Task → Make an exact copy of each entry, leaving out every picture.

[Dataset excerpts]
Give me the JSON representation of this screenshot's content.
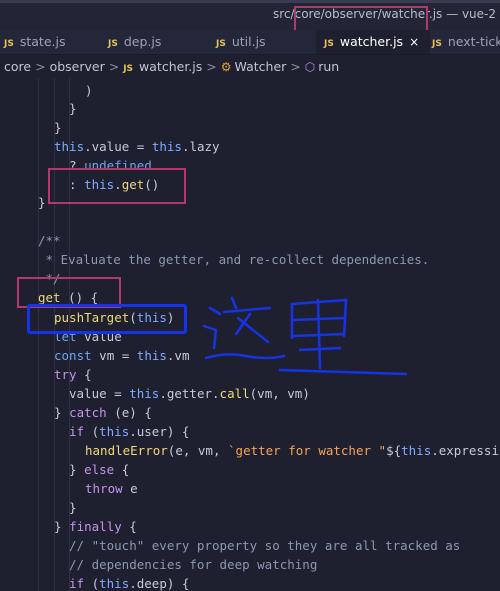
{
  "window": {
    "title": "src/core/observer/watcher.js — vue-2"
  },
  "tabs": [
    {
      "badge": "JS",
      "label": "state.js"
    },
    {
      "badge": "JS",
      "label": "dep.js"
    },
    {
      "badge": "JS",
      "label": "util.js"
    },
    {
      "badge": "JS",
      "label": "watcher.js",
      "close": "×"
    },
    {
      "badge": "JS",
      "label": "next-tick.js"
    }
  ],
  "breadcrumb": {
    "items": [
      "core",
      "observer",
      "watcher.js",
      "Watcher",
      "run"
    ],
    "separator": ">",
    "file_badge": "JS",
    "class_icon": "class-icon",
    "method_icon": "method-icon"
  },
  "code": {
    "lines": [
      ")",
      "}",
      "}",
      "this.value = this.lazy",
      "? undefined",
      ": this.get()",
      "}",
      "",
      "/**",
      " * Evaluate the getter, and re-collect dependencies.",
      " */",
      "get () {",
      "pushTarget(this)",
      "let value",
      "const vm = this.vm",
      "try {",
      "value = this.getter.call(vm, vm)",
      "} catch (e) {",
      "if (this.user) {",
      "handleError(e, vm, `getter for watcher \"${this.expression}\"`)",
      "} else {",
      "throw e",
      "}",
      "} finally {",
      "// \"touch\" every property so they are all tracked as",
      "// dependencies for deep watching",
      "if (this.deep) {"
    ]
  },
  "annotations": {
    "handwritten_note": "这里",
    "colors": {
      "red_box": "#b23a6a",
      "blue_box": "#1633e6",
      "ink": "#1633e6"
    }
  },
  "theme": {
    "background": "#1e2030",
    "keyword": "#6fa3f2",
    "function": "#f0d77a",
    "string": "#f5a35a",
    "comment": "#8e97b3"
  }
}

Full output →
Give me the JSON representation of this screenshot's content.
{
  "window": {
    "title": "src/core/observer/watcher.js — vue-2"
  },
  "tabs": [
    {
      "badge": "JS",
      "label": "state.js"
    },
    {
      "badge": "JS",
      "label": "dep.js"
    },
    {
      "badge": "JS",
      "label": "util.js"
    },
    {
      "badge": "JS",
      "label": "watcher.js",
      "close": "×"
    },
    {
      "badge": "JS",
      "label": "next-tick.js"
    }
  ],
  "breadcrumb": {
    "items": [
      "core",
      "observer",
      "watcher.js",
      "Watcher",
      "run"
    ],
    "separator": ">",
    "file_badge": "JS",
    "class_icon": "class-icon",
    "method_icon": "method-icon"
  },
  "code": {
    "lines": [
      ")",
      "}",
      "}",
      "this.value = this.lazy",
      "? undefined",
      ": this.get()",
      "}",
      "",
      "/**",
      " * Evaluate the getter, and re-collect dependencies.",
      " */",
      "get () {",
      "pushTarget(this)",
      "let value",
      "const vm = this.vm",
      "try {",
      "value = this.getter.call(vm, vm)",
      "} catch (e) {",
      "if (this.user) {",
      "handleError(e, vm, `getter for watcher \"${this.expression}\"`)",
      "} else {",
      "throw e",
      "}",
      "} finally {",
      "// \"touch\" every property so they are all tracked as",
      "// dependencies for deep watching",
      "if (this.deep) {"
    ]
  },
  "annotations": {
    "handwritten_note": "这里",
    "colors": {
      "red_box": "#b23a6a",
      "blue_box": "#1633e6",
      "ink": "#1633e6"
    }
  },
  "theme": {
    "background": "#1e2030",
    "keyword": "#6fa3f2",
    "function": "#f0d77a",
    "string": "#f5a35a",
    "comment": "#8e97b3"
  }
}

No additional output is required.